-- BEGIN Selected extract --
The annual “Household Food Security in the United States” study, released this week by the U.S. Department of Agriculture, finds that on average from 2011-13, 10.8 percent of Minnesotans lacked consistent access to food needed to stay healthy (they were “food insecure,” by the report’s definition).

The report also found that 4.4 percent of households had “very low food security,” in which the “food intake of one or more members was reduced and eating patterns disrupted because of insufficient money.”

Let’s compare those statistics with these statistics for St. Louis County:

According to the most recent Census statistics, 1 in 6 people are living in St. Louis County are living below the Federal Poverty Level compared with 1 in 9 Minnesotans living below the Federal Poverty Level. Let’s compare that with the most recent statistics for Anoka County:

According to these statistics, 1 in 14 people living in Anoka County are living below the Federal Poverty level. As good as Anoka County’s poverty rate is, Dakota County’s poverty rate is better:

The point is that people living in poverty aren’t likely to have a high ‘food security rating.’ It isn’t coincidental that metro areas have the lowest poverty rates.
-- END Selected extract --
-- BEGIN Data rows --
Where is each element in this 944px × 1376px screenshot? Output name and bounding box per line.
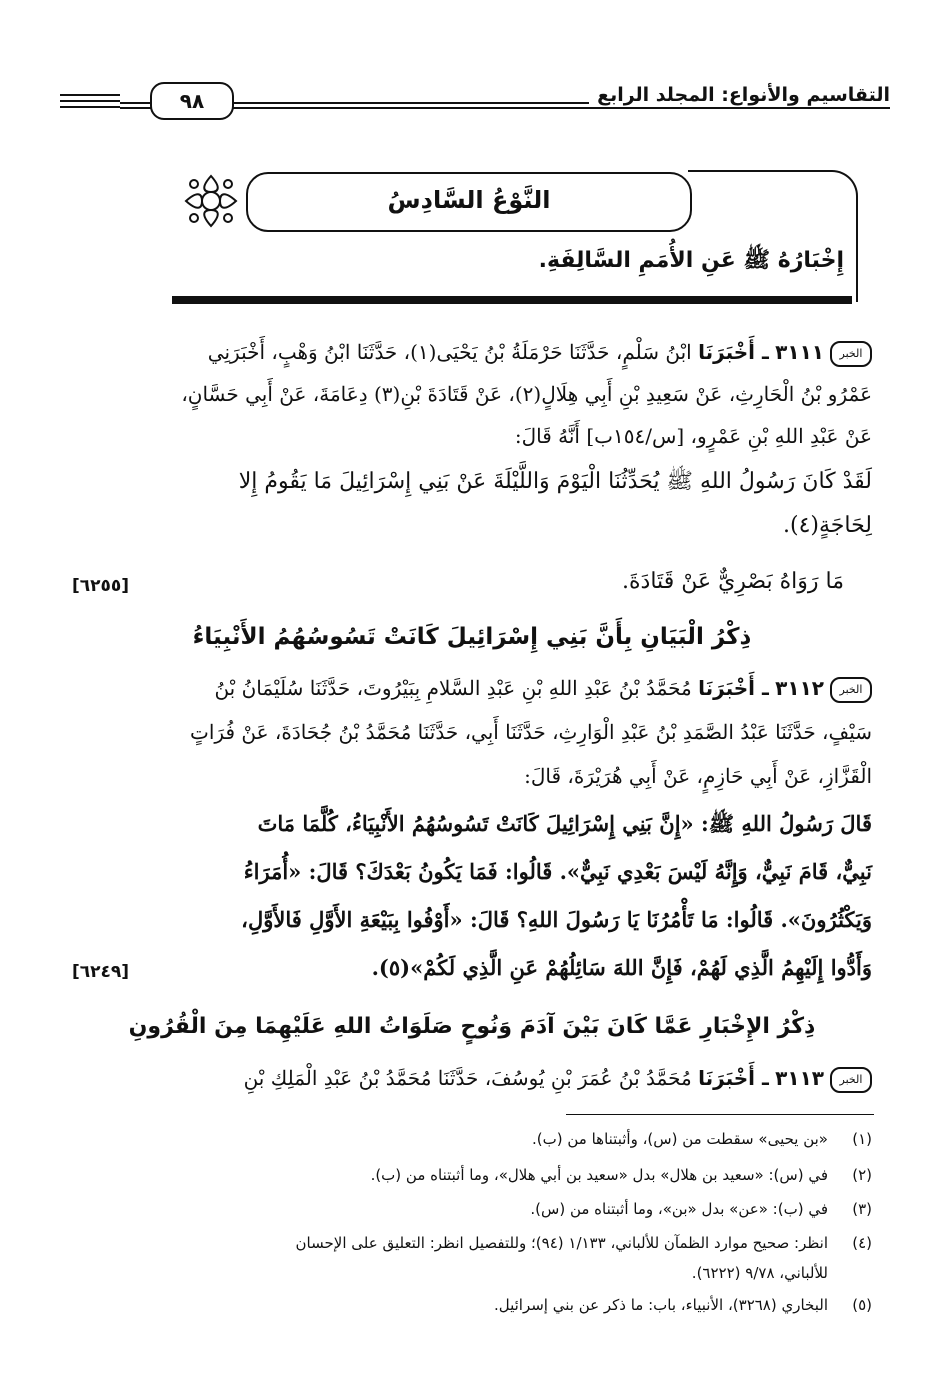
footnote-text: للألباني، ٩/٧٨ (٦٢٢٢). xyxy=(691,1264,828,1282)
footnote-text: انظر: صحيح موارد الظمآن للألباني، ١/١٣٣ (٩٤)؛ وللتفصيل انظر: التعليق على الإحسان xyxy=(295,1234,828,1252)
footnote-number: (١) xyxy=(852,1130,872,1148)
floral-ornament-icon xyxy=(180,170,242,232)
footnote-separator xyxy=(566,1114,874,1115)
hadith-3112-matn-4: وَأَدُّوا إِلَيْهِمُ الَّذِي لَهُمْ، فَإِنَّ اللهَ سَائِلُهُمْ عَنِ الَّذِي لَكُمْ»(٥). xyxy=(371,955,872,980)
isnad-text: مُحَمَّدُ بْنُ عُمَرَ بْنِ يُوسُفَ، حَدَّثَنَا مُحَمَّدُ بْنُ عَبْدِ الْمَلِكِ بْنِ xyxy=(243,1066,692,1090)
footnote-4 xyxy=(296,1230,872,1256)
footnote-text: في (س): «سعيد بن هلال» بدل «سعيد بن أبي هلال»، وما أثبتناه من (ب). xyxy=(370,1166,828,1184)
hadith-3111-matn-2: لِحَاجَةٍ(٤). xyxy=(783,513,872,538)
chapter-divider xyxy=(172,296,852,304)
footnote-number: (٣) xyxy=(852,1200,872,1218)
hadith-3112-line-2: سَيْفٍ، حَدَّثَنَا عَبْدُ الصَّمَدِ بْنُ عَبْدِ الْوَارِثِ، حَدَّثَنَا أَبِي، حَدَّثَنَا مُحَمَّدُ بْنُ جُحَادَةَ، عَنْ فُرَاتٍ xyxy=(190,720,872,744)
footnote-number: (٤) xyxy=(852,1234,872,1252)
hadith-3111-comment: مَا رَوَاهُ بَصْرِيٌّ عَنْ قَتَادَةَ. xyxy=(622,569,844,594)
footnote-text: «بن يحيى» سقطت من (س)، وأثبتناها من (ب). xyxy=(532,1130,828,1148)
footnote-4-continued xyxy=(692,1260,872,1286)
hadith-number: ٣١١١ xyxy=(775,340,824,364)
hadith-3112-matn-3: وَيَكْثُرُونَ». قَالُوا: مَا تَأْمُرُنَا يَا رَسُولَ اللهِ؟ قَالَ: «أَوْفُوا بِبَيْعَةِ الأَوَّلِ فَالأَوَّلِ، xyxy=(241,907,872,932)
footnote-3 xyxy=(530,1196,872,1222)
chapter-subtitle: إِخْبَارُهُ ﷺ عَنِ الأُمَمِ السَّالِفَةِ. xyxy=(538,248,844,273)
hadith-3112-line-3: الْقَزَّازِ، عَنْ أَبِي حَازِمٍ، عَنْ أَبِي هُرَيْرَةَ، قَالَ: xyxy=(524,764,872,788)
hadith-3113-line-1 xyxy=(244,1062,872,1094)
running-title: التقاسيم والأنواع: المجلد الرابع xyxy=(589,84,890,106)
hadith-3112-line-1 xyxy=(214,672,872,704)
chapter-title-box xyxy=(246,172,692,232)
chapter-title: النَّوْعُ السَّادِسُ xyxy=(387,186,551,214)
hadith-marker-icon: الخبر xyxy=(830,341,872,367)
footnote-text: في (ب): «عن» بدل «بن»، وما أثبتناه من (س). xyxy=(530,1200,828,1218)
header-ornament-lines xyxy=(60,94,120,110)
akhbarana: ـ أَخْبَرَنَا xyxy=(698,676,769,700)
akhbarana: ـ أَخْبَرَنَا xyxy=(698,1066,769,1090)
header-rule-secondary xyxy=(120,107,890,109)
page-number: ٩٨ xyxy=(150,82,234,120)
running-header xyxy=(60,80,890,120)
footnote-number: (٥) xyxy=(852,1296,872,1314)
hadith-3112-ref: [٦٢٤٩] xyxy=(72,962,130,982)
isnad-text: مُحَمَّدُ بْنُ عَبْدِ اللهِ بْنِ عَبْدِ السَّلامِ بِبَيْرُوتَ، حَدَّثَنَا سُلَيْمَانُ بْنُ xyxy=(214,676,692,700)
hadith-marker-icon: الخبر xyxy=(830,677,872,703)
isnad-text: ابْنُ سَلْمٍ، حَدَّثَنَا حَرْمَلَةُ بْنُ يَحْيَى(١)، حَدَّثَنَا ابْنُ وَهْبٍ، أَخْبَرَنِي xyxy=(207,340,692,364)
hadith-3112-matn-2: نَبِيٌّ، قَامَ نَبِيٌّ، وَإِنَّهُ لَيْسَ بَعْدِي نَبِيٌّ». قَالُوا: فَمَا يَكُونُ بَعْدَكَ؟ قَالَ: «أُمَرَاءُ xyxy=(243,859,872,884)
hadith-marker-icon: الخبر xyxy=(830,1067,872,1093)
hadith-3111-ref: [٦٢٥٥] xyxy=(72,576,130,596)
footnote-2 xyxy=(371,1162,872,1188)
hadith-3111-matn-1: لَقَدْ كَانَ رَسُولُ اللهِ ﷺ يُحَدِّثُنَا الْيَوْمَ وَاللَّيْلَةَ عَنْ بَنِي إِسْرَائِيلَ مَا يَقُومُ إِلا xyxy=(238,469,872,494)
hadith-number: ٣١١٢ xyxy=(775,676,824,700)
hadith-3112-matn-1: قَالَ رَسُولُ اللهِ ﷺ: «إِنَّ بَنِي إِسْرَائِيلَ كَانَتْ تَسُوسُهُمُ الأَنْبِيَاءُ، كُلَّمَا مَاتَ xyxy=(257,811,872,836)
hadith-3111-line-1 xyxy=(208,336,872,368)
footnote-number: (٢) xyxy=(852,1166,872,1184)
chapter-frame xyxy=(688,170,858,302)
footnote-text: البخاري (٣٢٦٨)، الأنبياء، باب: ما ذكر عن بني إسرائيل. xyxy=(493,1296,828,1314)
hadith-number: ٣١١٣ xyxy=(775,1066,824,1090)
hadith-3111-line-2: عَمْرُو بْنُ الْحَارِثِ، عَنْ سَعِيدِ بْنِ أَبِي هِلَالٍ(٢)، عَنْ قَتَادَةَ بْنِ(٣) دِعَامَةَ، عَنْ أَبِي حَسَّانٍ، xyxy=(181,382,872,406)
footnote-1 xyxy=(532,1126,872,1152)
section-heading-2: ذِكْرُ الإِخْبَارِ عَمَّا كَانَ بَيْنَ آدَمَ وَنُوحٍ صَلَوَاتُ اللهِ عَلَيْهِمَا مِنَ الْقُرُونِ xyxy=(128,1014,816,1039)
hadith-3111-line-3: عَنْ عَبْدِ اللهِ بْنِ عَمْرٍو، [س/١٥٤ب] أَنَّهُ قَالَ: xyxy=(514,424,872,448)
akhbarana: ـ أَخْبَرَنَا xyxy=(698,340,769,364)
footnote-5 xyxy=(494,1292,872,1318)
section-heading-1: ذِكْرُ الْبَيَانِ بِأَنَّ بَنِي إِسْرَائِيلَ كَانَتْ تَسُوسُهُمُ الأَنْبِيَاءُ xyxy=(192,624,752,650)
-- END Data rows --
* [To do]:
1 – Please swap "Anoka County" for "Washington County" and write out the stretch of the food security passage above from "According to the most" through "lowest poverty rates.".
2 – In the food security passage, what share of households had "very low food security"?

* [Worked answers]:
1 –
According to the most recent Census statistics, 1 in 6 people are living in St. Louis County are living below the Federal Poverty Level compared with 1 in 9 Minnesotans living below the Federal Poverty Level. Let’s compare that with the most recent statistics for Washington County:

According to these statistics, 1 in 14 people living in Washington County are living below the Federal Poverty level. As good as Washington County’s poverty rate is, Dakota County’s poverty rate is better:

The point is that people living in poverty aren’t likely to have a high ‘food security rating.’ It isn’t coincidental that metro areas have the lowest poverty rates.

2 – 4.4 percent